- Given problem
Every line below that includes "Studie" counts toward the total. Report that total alone.

- Input material
────
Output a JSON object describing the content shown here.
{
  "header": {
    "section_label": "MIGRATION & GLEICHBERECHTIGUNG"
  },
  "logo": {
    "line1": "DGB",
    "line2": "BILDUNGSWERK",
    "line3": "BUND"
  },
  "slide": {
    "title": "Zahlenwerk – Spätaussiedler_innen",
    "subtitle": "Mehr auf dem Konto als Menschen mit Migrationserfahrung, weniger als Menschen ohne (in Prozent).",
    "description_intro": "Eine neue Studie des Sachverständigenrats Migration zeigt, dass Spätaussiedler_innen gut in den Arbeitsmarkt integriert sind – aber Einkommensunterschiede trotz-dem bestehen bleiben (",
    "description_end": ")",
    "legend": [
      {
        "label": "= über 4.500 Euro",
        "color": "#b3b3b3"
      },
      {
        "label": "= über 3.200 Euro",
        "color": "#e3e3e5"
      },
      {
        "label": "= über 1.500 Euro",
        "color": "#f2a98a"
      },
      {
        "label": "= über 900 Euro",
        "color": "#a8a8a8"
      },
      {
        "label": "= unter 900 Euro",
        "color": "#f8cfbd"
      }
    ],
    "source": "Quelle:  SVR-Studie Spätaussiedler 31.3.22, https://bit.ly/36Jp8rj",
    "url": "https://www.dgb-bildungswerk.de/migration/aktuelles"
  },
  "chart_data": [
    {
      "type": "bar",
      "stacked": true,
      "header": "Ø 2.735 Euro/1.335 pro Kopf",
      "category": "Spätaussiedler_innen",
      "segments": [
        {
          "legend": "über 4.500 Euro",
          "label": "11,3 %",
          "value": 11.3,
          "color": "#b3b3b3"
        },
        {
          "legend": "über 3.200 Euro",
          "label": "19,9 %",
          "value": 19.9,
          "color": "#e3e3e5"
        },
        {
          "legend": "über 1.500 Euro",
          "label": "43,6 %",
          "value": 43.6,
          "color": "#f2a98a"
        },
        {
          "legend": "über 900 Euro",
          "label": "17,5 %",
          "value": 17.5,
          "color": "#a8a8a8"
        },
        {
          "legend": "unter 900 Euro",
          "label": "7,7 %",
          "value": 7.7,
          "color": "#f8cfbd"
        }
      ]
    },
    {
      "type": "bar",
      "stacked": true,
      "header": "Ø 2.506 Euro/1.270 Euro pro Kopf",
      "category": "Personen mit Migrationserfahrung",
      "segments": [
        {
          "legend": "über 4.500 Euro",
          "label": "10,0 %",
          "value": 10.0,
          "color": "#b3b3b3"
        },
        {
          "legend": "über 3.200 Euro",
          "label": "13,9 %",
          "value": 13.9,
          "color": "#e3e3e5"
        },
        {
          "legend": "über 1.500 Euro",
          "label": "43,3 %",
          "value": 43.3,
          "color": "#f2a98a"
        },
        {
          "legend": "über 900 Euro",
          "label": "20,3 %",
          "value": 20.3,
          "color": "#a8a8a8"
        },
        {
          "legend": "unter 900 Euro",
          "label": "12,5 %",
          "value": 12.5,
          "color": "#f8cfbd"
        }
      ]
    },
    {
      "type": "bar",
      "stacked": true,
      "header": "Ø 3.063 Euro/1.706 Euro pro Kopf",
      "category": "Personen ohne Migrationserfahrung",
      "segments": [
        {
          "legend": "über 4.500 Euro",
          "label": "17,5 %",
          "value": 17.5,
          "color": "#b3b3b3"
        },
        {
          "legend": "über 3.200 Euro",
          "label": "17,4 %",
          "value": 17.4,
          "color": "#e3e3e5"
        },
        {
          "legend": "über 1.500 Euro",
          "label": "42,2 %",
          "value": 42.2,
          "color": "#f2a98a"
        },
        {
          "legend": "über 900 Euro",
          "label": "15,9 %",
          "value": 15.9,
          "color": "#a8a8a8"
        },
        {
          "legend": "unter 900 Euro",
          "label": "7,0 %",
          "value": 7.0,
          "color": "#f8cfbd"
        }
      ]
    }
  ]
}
────
- Task response
2